— start of Given data —

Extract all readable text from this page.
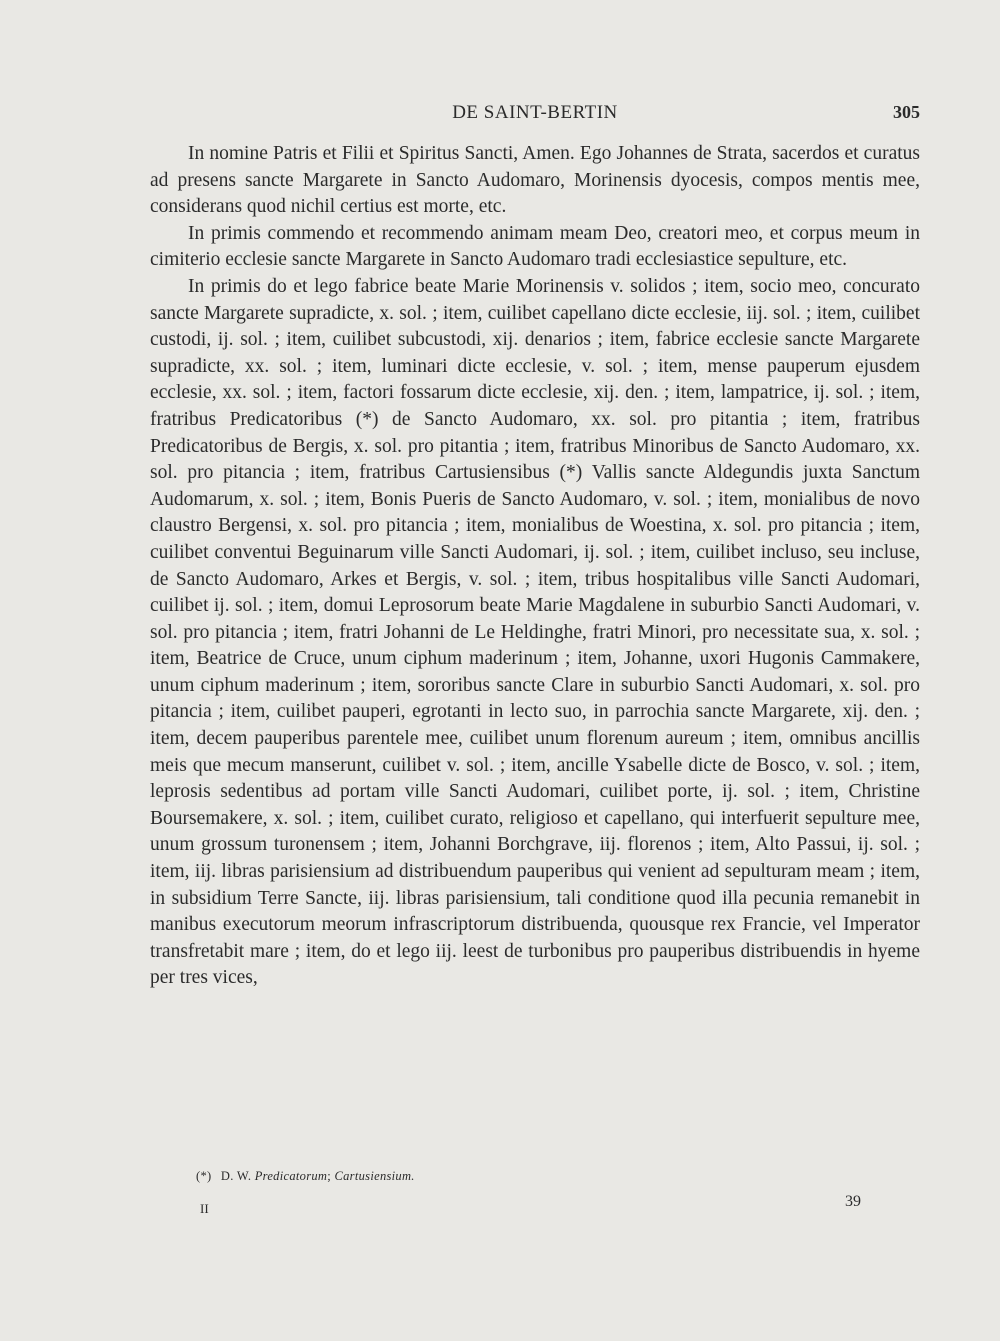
DE SAINT-BERTIN	305

In nomine Patris et Filii et Spiritus Sancti, Amen. Ego Johannes de Strata, sacerdos et curatus ad presens sancte Margarete in Sancto Audomaro, Morinensis dyocesis, compos mentis mee, considerans quod nichil certius est morte, etc.

In primis commendo et recommendo animam meam Deo, creatori meo, et corpus meum in cimiterio ecclesie sancte Margarete in Sancto Audomaro tradi ecclesiastice sepulture, etc.

In primis do et lego fabrice beate Marie Morinensis v. solidos ; item, socio meo, concurato sancte Margarete supradicte, x. sol. ; item, cuilibet capellano dicte ecclesie, iij. sol. ; item, cuilibet custodi, ij. sol. ; item, cuilibet subcustodi, xij. denarios ; item, fabrice ecclesie sancte Margarete supradicte, xx. sol. ; item, luminari dicte ecclesie, v. sol. ; item, mense pauperum ejusdem ecclesie, xx. sol. ; item, factori fossarum dicte ecclesie, xij. den. ; item, lampatrice, ij. sol. ; item, fratribus Predicatoribus (*) de Sancto Audomaro, xx. sol. pro pitantia ; item, fratribus Predicatoribus de Bergis, x. sol. pro pitantia ; item, fratribus Minoribus de Sancto Audomaro, xx. sol. pro pitancia ; item, fratribus Cartusiensibus (*) Vallis sancte Aldegundis juxta Sanctum Audomarum, x. sol. ; item, Bonis Pueris de Sancto Audomaro, v. sol. ; item, monialibus de novo claustro Bergensi, x. sol. pro pitancia ; item, monialibus de Woestina, x. sol. pro pitancia ; item, cuilibet conventui Beguinarum ville Sancti Audomari, ij. sol. ; item, cuilibet incluso, seu incluse, de Sancto Audomaro, Arkes et Bergis, v. sol. ; item, tribus hospitalibus ville Sancti Audomari, cuilibet ij. sol. ; item, domui Leprosorum beate Marie Magdalene in suburbio Sancti Audomari, v. sol. pro pitancia ; item, fratri Johanni de Le Heldinghe, fratri Minori, pro necessitate sua, x. sol. ; item, Beatrice de Cruce, unum ciphum maderinum ; item, Johanne, uxori Hugonis Cammakere, unum ciphum maderinum ; item, sororibus sancte Clare in suburbio Sancti Audomari, x. sol. pro pitancia ; item, cuilibet pauperi, egrotanti in lecto suo, in parrochia sancte Margarete, xij. den. ; item, decem pauperibus parentele mee, cuilibet unum florenum aureum ; item, omnibus ancillis meis que mecum manserunt, cuilibet v. sol. ; item, ancille Ysabelle dicte de Bosco, v. sol. ; item, leprosis sedentibus ad portam ville Sancti Audomari, cuilibet porte, ij. sol. ; item, Christine Boursemakere, x. sol. ; item, cuilibet curato, religioso et capellano, qui interfuerit sepulture mee, unum grossum turonensem ; item, Johanni Borchgrave, iij. florenos ; item, Alto Passui, ij. sol. ; item, iij. libras parisiensium ad distribuendum pauperibus qui venient ad sepulturam meam ; item, in subsidium Terre Sancte, iij. libras parisiensium, tali conditione quod illa pecunia remanebit in manibus executorum meorum infrascriptorum distribuenda, quousque rex Francie, vel Imperator transfretabit mare ; item, do et lego iij. leest de turbonibus pro pauperibus distribuendis in hyeme per tres vices,

(*) D. W. Predicatorum; Cartusiensium.
II	39
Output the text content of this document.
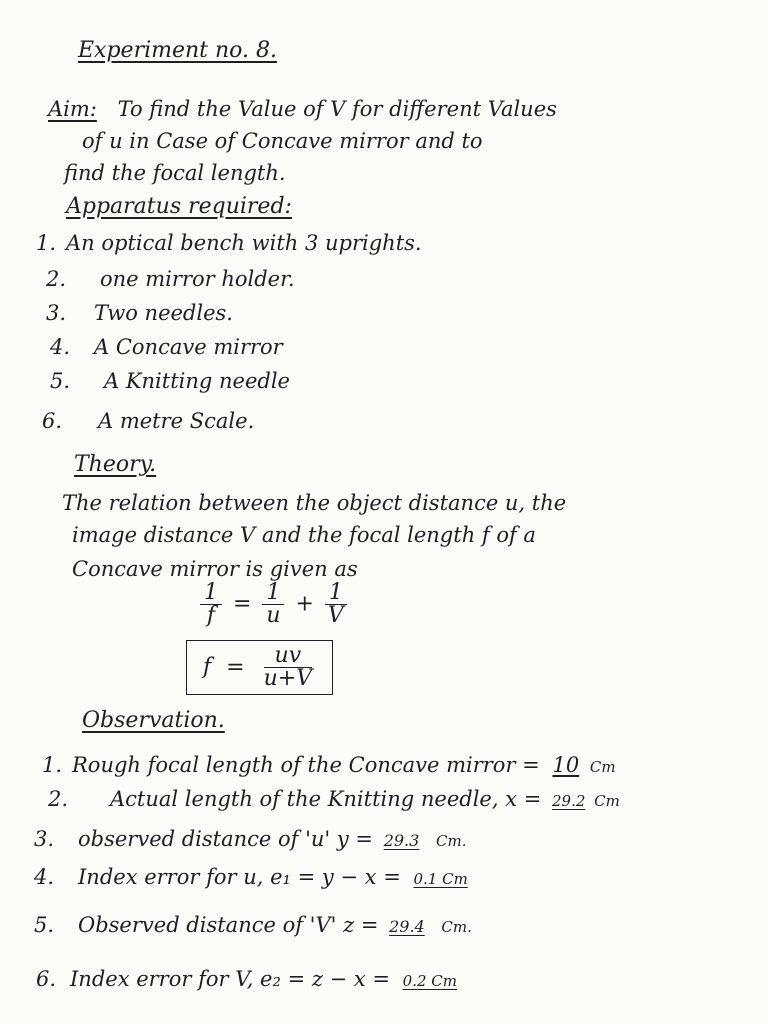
Experiment no. 8.
Aim: To find the Value of V for different Values
of u in Case of Concave mirror and to
find the focal length.
Apparatus required:
1. An optical bench with 3 uprights.
2. one mirror holder.
3. Two needles.
4. A Concave mirror
5. A Knitting needle
6. A metre Scale.
Theory.
The relation between the object distance u, the
image distance V and the focal length f of a
Concave mirror is given as
$\frac{1}{f} = \frac{1}{u} + \frac{1}{V}$
$f = \frac{uv}{u+V}$
Observation.
1. Rough focal length of the Concave mirror = 10 Cm
2. Actual length of the Knitting needle, x = 29.2 Cm
3. observed distance of 'u' y = 29.3 Cm.
4. Index error for u, e₁ = y − x = 0.1 Cm
5. Observed distance of 'V' z = 29.4 Cm.
6. Index error for V, e₂ = z − x = 0.2 Cm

— end of Given data —

### Problem requirements
Identify the lines of the entries containing the string "focal". Copy each such line.

### Correct response
find the focal length.
image distance V and the focal length f of a
1. Rough focal length of the Concave mirror = 10 Cm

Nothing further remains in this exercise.